TRY IT.
The answer must consist of every line in the records that contains the word "PACIENTES".

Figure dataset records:
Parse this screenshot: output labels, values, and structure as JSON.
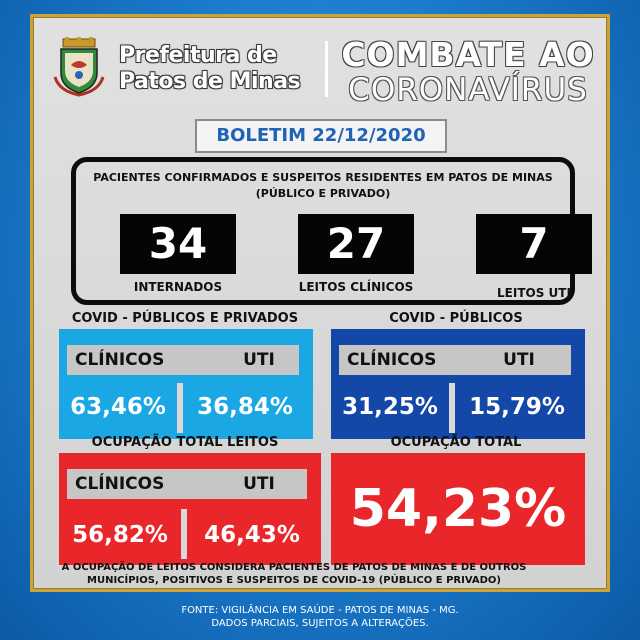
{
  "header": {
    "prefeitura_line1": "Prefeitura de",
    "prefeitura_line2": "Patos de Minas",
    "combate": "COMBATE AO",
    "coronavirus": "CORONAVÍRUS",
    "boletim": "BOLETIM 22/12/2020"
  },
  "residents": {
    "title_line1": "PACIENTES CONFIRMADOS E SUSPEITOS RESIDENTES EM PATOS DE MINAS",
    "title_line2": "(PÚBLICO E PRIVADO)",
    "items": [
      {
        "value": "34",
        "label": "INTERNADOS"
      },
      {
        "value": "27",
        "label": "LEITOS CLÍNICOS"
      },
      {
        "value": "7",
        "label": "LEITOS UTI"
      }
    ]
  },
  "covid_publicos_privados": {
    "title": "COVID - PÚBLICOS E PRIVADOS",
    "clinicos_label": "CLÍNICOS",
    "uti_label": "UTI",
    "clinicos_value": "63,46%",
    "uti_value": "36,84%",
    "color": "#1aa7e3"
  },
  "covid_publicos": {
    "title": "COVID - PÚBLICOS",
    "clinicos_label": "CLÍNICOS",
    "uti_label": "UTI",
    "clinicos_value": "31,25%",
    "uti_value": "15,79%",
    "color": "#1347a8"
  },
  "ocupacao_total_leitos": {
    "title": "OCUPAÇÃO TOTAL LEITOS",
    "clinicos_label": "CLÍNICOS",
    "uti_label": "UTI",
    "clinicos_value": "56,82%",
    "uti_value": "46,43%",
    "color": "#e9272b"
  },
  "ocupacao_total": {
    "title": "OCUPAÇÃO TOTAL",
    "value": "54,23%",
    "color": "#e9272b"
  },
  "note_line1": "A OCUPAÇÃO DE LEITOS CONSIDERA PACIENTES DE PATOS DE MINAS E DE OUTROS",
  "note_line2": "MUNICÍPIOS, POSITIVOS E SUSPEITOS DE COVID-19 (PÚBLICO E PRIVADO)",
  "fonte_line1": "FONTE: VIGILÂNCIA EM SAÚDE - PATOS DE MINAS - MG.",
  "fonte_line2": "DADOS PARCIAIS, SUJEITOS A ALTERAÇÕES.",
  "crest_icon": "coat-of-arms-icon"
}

* * *

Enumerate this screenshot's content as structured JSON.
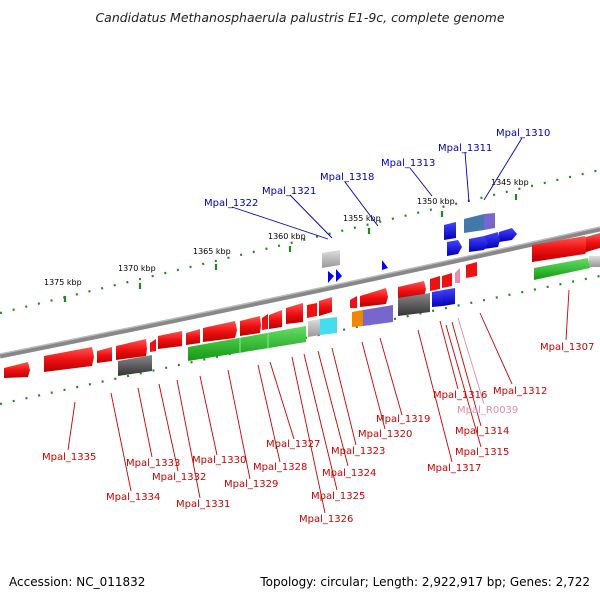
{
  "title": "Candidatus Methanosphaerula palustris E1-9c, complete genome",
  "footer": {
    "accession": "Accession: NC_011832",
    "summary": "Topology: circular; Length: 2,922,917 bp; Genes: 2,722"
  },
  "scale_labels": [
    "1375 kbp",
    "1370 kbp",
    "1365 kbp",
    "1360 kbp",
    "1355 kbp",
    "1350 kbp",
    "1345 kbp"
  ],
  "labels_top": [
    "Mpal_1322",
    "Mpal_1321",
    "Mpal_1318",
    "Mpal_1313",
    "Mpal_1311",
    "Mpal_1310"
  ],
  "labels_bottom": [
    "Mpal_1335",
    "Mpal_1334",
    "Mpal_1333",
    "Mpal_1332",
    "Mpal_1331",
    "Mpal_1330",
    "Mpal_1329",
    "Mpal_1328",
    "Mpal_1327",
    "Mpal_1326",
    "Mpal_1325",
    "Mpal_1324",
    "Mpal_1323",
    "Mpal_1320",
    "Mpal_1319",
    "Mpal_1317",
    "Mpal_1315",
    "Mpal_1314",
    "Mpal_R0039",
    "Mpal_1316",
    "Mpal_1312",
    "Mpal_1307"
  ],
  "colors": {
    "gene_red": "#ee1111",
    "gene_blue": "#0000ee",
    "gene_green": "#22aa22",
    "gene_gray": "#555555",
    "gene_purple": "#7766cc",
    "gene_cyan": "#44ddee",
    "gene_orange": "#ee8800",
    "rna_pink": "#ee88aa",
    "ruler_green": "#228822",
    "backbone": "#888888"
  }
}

WRITTEN ANSWER.
    "title_line1": "PACIENTES CONFIRMADOS E SUSPEITOS RESIDENTES EM PATOS DE MINAS",
  "note_line1": "A OCUPAÇÃO DE LEITOS CONSIDERA PACIENTES DE PATOS DE MINAS E DE OUTROS",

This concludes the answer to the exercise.